## DESCRIPTION OF THE TASK
Pictures within the data are to be left out; everything else must be reproduced exactly.

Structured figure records
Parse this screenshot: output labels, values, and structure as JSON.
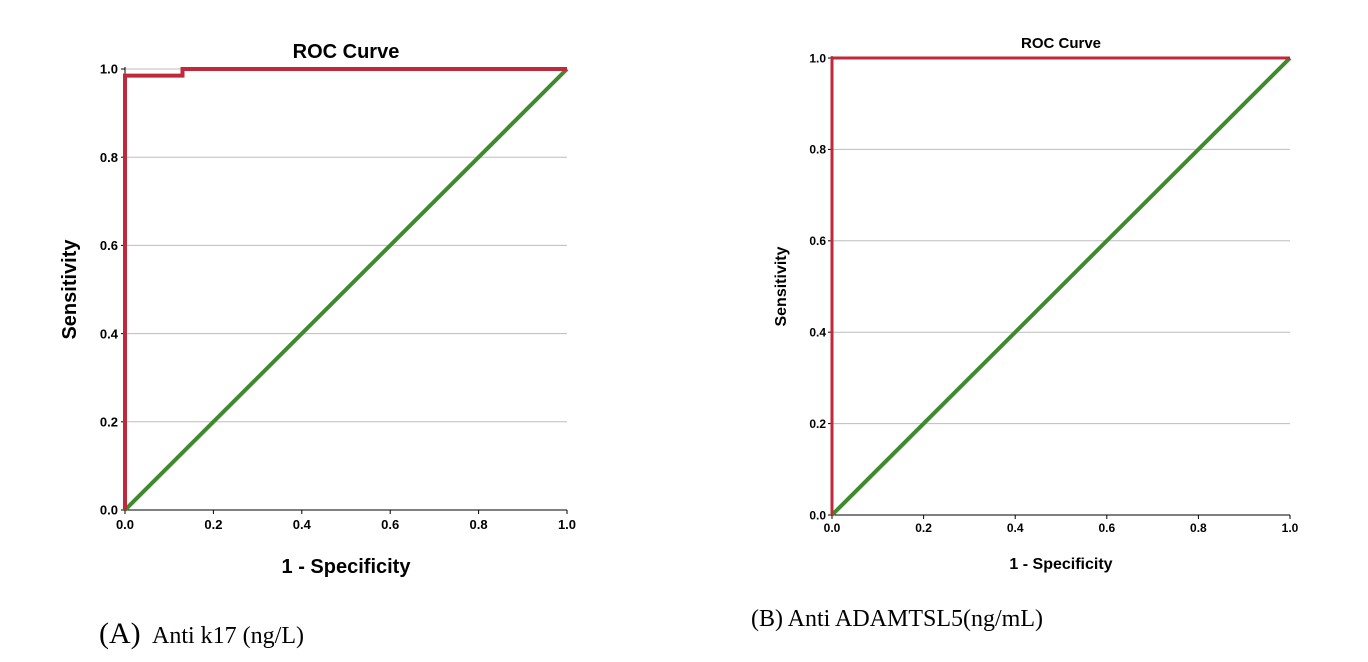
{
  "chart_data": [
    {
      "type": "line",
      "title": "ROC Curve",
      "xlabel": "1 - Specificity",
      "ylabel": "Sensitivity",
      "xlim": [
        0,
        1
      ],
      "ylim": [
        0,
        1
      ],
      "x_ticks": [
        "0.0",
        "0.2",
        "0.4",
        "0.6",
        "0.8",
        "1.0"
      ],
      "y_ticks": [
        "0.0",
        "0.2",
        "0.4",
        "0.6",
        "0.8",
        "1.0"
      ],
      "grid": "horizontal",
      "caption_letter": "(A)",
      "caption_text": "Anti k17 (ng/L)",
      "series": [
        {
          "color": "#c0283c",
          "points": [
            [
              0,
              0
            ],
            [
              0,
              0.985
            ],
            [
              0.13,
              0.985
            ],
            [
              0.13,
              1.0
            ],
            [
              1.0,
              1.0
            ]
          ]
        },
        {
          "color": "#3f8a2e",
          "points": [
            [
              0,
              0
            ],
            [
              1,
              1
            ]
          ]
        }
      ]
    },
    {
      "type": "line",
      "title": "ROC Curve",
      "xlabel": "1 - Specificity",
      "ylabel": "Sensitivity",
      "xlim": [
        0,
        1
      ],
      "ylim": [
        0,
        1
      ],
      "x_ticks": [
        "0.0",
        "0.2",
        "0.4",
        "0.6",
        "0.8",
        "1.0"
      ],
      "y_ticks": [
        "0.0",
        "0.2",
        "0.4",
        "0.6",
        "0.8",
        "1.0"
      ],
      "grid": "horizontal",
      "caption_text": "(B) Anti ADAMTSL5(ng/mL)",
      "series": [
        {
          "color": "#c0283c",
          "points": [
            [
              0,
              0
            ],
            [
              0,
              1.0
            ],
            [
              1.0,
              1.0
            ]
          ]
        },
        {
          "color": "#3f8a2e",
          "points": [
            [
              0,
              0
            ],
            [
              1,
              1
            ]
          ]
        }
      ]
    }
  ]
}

## REPLY TO THE EXERCISE
Parse this screenshot: output labels, values, and structure as JSON.
{
  "chart_data": [
    {
      "type": "line",
      "title": "ROC Curve",
      "xlabel": "1 - Specificity",
      "ylabel": "Sensitivity",
      "xlim": [
        0,
        1
      ],
      "ylim": [
        0,
        1
      ],
      "x_ticks": [
        "0.0",
        "0.2",
        "0.4",
        "0.6",
        "0.8",
        "1.0"
      ],
      "y_ticks": [
        "0.0",
        "0.2",
        "0.4",
        "0.6",
        "0.8",
        "1.0"
      ],
      "grid": "horizontal",
      "caption_letter": "(A)",
      "caption_text": "Anti k17 (ng/L)",
      "series": [
        {
          "color": "#c0283c",
          "points": [
            [
              0,
              0
            ],
            [
              0,
              0.985
            ],
            [
              0.13,
              0.985
            ],
            [
              0.13,
              1.0
            ],
            [
              1.0,
              1.0
            ]
          ]
        },
        {
          "color": "#3f8a2e",
          "points": [
            [
              0,
              0
            ],
            [
              1,
              1
            ]
          ]
        }
      ]
    },
    {
      "type": "line",
      "title": "ROC Curve",
      "xlabel": "1 - Specificity",
      "ylabel": "Sensitivity",
      "xlim": [
        0,
        1
      ],
      "ylim": [
        0,
        1
      ],
      "x_ticks": [
        "0.0",
        "0.2",
        "0.4",
        "0.6",
        "0.8",
        "1.0"
      ],
      "y_ticks": [
        "0.0",
        "0.2",
        "0.4",
        "0.6",
        "0.8",
        "1.0"
      ],
      "grid": "horizontal",
      "caption_text": "(B) Anti ADAMTSL5(ng/mL)",
      "series": [
        {
          "color": "#c0283c",
          "points": [
            [
              0,
              0
            ],
            [
              0,
              1.0
            ],
            [
              1.0,
              1.0
            ]
          ]
        },
        {
          "color": "#3f8a2e",
          "points": [
            [
              0,
              0
            ],
            [
              1,
              1
            ]
          ]
        }
      ]
    }
  ]
}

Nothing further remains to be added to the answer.